Objective
Copy every line of the records below where the word "date" occurs.

Task input
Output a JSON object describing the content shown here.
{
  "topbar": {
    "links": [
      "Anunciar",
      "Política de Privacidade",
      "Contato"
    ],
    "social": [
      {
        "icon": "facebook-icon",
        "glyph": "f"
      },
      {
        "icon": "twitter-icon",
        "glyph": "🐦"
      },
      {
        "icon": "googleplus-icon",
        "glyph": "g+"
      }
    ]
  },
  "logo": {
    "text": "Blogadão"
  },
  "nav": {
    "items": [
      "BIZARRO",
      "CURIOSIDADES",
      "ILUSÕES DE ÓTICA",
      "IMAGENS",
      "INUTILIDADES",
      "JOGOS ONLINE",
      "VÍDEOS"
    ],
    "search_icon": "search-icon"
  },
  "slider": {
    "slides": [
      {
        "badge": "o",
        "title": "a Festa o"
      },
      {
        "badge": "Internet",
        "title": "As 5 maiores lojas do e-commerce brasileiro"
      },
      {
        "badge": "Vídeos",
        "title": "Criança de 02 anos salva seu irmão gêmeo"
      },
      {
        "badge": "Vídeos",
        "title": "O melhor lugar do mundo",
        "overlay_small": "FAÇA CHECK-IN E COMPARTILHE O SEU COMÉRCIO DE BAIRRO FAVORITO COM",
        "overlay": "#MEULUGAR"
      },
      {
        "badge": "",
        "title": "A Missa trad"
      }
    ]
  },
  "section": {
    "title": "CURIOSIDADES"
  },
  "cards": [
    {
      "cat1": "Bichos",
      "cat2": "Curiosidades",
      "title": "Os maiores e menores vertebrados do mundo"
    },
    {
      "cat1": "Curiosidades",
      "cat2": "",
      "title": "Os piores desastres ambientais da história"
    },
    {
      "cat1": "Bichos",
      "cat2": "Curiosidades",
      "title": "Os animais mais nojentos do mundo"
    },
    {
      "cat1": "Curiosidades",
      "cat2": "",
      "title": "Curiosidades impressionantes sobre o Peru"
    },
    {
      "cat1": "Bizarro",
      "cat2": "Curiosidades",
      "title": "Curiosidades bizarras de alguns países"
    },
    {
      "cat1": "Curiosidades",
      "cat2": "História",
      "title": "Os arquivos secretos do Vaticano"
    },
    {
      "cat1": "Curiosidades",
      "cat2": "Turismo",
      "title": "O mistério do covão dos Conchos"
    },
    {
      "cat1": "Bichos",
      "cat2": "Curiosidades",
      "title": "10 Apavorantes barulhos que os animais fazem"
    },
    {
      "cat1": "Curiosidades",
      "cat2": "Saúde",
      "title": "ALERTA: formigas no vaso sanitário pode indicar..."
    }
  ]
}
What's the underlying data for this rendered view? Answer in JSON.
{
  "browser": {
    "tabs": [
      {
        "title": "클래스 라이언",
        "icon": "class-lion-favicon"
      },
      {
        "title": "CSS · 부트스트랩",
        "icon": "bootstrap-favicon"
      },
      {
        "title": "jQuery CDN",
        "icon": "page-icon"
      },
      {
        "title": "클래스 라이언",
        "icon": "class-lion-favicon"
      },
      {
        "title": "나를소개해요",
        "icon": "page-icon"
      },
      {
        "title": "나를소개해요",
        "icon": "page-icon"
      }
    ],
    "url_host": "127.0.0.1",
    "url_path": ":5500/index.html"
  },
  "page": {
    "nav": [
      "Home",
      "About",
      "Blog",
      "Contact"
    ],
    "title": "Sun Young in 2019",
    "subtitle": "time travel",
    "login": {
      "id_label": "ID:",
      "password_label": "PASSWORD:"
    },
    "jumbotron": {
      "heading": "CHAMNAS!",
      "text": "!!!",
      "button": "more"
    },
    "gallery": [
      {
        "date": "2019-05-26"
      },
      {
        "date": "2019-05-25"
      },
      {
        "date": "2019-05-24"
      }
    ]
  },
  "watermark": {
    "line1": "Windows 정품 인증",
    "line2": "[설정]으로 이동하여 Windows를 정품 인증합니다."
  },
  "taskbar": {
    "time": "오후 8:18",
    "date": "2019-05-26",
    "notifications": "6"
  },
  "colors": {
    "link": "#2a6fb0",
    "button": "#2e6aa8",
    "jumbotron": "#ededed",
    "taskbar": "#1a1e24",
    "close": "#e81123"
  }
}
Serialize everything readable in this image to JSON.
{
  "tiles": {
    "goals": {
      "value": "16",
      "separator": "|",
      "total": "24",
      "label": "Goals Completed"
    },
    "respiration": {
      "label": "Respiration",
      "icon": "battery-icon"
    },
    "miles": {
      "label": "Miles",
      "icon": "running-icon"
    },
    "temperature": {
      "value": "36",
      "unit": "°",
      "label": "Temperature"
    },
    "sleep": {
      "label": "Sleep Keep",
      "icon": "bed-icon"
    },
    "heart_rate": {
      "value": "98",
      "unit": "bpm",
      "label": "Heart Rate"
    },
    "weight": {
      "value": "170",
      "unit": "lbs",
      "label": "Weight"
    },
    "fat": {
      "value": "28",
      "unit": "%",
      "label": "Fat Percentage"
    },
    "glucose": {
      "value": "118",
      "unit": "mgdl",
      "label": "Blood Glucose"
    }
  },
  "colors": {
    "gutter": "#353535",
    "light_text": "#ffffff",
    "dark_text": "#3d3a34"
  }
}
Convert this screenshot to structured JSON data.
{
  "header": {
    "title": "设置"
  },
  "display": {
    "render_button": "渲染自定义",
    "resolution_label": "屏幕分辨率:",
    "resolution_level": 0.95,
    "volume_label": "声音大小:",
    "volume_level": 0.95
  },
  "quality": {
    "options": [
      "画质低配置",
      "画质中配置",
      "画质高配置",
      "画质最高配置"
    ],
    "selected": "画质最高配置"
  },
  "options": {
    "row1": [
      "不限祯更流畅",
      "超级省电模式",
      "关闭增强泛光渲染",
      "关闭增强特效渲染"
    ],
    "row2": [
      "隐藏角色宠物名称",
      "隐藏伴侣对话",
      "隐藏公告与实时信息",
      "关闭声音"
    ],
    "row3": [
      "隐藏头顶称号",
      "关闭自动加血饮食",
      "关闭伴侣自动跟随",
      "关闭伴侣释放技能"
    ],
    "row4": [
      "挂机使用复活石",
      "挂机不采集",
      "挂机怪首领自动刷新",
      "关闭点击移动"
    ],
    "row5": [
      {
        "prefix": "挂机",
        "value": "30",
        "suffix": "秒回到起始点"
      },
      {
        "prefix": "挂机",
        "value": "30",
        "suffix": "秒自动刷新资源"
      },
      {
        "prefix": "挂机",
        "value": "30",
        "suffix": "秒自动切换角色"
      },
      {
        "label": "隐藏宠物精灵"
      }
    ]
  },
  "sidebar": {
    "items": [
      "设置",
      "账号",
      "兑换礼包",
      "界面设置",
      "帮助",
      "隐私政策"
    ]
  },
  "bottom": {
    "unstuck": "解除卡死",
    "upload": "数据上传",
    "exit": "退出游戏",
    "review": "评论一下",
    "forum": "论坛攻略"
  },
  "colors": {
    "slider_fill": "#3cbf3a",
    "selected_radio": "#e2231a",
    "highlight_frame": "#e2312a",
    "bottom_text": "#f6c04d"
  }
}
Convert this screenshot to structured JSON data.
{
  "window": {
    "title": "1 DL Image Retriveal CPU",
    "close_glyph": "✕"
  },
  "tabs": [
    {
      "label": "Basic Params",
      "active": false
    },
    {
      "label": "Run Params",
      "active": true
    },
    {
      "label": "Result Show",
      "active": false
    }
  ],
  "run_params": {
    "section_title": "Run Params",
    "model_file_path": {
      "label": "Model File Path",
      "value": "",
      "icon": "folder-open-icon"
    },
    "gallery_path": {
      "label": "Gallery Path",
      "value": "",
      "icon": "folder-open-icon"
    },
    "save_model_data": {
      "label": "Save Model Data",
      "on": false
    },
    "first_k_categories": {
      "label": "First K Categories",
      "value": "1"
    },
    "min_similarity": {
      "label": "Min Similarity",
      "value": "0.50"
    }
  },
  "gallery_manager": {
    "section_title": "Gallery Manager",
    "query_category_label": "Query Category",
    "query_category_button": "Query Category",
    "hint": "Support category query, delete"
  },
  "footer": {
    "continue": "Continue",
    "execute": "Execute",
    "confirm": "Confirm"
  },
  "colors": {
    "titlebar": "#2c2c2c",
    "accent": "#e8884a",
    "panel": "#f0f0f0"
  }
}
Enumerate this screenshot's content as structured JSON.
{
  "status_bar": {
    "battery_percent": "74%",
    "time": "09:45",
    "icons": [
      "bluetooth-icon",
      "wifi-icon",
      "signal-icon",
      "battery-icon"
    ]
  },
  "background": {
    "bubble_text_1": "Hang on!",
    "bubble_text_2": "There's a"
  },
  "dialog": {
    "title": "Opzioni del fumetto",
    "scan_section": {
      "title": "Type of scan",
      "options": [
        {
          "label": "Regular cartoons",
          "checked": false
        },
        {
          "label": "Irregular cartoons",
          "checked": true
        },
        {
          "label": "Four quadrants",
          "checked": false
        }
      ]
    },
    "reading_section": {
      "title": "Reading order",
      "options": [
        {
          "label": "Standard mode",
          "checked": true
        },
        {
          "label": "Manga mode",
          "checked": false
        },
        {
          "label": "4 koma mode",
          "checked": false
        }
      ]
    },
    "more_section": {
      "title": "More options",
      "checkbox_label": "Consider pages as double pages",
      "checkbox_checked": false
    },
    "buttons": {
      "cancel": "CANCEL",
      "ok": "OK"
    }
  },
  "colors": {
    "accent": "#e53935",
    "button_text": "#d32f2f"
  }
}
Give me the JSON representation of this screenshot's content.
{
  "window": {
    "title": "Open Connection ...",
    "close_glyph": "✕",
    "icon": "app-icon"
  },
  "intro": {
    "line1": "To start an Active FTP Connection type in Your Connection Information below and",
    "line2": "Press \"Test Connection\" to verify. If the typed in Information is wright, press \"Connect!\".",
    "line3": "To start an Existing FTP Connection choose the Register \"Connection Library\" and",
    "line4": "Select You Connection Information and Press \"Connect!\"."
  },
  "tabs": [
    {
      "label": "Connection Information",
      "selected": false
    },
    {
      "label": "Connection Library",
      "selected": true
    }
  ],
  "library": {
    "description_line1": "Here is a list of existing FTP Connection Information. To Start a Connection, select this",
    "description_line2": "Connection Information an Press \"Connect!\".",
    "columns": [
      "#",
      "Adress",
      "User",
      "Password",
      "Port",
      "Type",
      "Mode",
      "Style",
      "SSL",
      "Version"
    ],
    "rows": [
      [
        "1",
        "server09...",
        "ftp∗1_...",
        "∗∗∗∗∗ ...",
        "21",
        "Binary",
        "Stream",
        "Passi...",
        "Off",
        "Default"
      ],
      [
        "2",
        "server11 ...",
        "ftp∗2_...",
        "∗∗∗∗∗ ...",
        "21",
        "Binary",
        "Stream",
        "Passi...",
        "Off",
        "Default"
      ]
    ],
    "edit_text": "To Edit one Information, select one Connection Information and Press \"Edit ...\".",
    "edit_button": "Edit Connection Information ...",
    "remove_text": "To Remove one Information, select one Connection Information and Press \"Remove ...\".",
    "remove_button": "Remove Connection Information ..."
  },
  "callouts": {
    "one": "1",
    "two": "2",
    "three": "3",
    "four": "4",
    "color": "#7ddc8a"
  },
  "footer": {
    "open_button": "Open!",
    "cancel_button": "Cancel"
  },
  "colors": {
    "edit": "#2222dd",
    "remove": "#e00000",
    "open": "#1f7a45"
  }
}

Finished answer
        "date": "2019-05-26"
        "date": "2019-05-25"
        "date": "2019-05-24"
    "date": "2019-05-26",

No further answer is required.